--- BEGIN RECORDED DATA ---

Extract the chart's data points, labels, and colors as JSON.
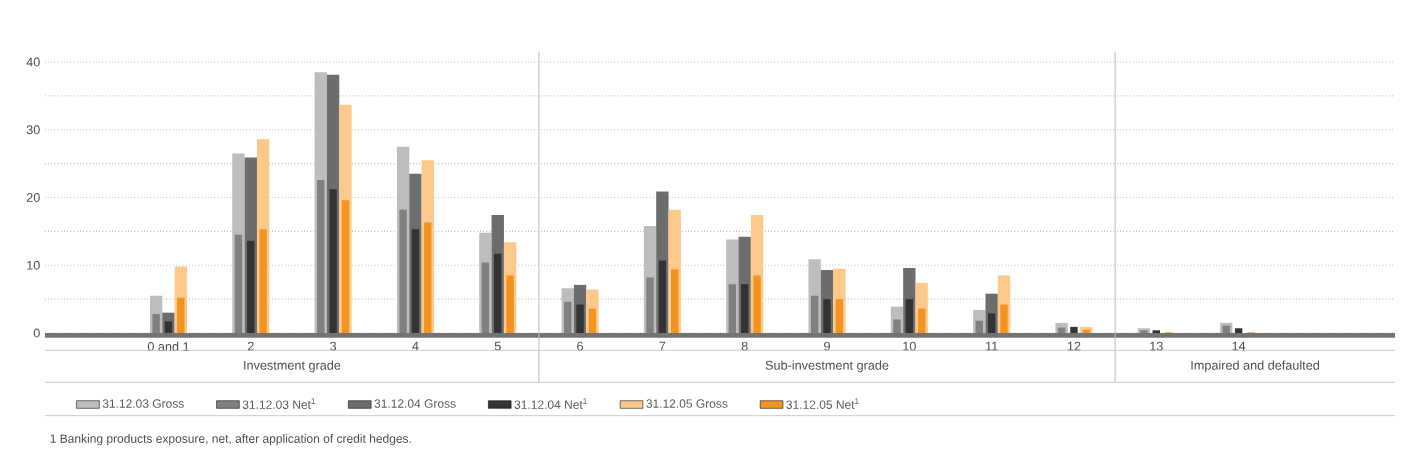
{
  "chart_data": {
    "type": "bar",
    "categories": [
      "0 and 1",
      "2",
      "3",
      "4",
      "5",
      "6",
      "7",
      "8",
      "9",
      "10",
      "11",
      "12",
      "13",
      "14"
    ],
    "series": [
      {
        "name": "31.12.03 Gross",
        "color": "#bdbdbd",
        "values": [
          5.5,
          26.5,
          38.5,
          27.5,
          14.8,
          6.6,
          15.8,
          13.8,
          10.9,
          3.9,
          3.4,
          1.5,
          0.7,
          1.5
        ]
      },
      {
        "name": "31.12.03 Net$^{1}$",
        "color": "#808080",
        "values": [
          2.8,
          14.5,
          22.6,
          18.2,
          10.4,
          4.6,
          8.2,
          7.2,
          5.5,
          2.0,
          1.8,
          0.8,
          0.4,
          1.1
        ]
      },
      {
        "name": "31.12.04 Gross",
        "color": "#6d6d70",
        "values": [
          3.0,
          25.9,
          38.1,
          23.5,
          17.4,
          7.1,
          20.9,
          14.2,
          9.3,
          9.6,
          5.8,
          null,
          null,
          null
        ]
      },
      {
        "name": "31.12.04 Net$^{1}$",
        "color": "#333333",
        "values": [
          1.7,
          13.6,
          21.2,
          15.3,
          11.7,
          4.2,
          10.7,
          7.2,
          5.0,
          5.0,
          2.9,
          0.9,
          0.4,
          0.7
        ]
      },
      {
        "name": "31.12.05 Gross",
        "color": "#fcc98a",
        "values": [
          9.8,
          28.6,
          33.7,
          25.5,
          13.4,
          6.4,
          18.2,
          17.4,
          9.5,
          7.4,
          8.5,
          0.9,
          null,
          null
        ]
      },
      {
        "name": "31.12.05 Net$^{1}$",
        "color": "#f39420",
        "values": [
          5.2,
          15.3,
          19.6,
          16.3,
          8.5,
          3.6,
          9.4,
          8.5,
          5.0,
          3.6,
          4.2,
          0.5,
          0.1,
          0.1
        ]
      }
    ],
    "ylim": [
      0,
      40
    ],
    "yticks": [
      0,
      {
        "value": 5,
        "label": null
      },
      10,
      {
        "value": 15,
        "label": null
      },
      20,
      {
        "value": 25,
        "label": null
      },
      30,
      {
        "value": 35,
        "label": null
      },
      40
    ],
    "grid": "y",
    "legend": "bottom",
    "annotations": [
      "Investment grade",
      "Sub-investment grade",
      "Impaired and defaulted",
      "1 Banking products exposure, net, after application of credit hedges."
    ]
  }
}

--- END RECORDED DATA ---

Provide only the number of lines in the records containing the string "Gross".

_CORRECT RESPONSE_. 3